● **Problem requirements**
Reproduce all the entries exactly.
========
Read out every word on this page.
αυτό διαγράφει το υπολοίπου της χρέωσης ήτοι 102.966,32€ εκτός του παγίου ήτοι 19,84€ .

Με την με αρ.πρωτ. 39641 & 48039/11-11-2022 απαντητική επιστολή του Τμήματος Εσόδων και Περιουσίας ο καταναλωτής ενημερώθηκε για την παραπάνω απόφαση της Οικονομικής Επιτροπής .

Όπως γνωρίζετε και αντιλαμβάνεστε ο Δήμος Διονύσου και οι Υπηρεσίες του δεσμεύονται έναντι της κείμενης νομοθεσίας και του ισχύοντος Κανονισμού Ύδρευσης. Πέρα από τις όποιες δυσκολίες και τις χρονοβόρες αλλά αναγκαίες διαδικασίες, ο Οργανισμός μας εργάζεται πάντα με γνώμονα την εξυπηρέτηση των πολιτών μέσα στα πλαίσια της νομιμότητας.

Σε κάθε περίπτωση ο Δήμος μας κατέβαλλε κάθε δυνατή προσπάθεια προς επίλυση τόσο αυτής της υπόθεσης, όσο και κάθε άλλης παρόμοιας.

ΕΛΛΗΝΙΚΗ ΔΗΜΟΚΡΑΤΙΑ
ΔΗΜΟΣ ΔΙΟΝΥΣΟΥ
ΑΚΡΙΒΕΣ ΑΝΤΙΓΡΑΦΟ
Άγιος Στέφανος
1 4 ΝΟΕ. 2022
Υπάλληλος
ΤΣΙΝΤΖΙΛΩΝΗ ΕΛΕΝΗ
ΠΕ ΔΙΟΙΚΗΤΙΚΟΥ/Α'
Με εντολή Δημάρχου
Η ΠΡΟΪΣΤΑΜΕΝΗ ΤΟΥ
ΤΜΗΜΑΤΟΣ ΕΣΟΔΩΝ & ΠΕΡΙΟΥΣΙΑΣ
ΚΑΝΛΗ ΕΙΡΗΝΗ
========
● **Correct result**
Read out every word on this page.
αυτό διαγράφει το υπολοίπου της χρέωσης ήτοι 102.966,32€ εκτός του παγίου ήτοι 19,84€ .

Με την με αρ.πρωτ. 39641 & 48039/11-11-2022 απαντητική επιστολή του Τμήματος Εσόδων και Περιουσίας ο καταναλωτής ενημερώθηκε για την παραπάνω απόφαση της Οικονομικής Επιτροπής .

Όπως γνωρίζετε και αντιλαμβάνεστε ο Δήμος Διονύσου και οι Υπηρεσίες του δεσμεύονται έναντι της κείμενης νομοθεσίας και του ισχύοντος Κανονισμού Ύδρευσης. Πέρα από τις όποιες δυσκολίες και τις χρονοβόρες αλλά αναγκαίες διαδικασίες, ο Οργανισμός μας εργάζεται πάντα με γνώμονα την εξυπηρέτηση των πολιτών μέσα στα πλαίσια της νομιμότητας.

Σε κάθε περίπτωση ο Δήμος μας κατέβαλλε κάθε δυνατή προσπάθεια προς επίλυση τόσο αυτής της υπόθεσης, όσο και κάθε άλλης παρόμοιας.

ΕΛΛΗΝΙΚΗ ΔΗΜΟΚΡΑΤΙΑ
ΔΗΜΟΣ ΔΙΟΝΥΣΟΥ
ΑΚΡΙΒΕΣ ΑΝΤΙΓΡΑΦΟ
Άγιος Στέφανος
1 4 ΝΟΕ. 2022
Υπάλληλος
ΤΣΙΝΤΖΙΛΩΝΗ ΕΛΕΝΗ
ΠΕ ΔΙΟΙΚΗΤΙΚΟΥ/Α'
Με εντολή Δημάρχου
Η ΠΡΟΪΣΤΑΜΕΝΗ ΤΟΥ
ΤΜΗΜΑΤΟΣ ΕΣΟΔΩΝ & ΠΕΡΙΟΥΣΙΑΣ
ΚΑΝΛΗ ΕΙΡΗΝΗ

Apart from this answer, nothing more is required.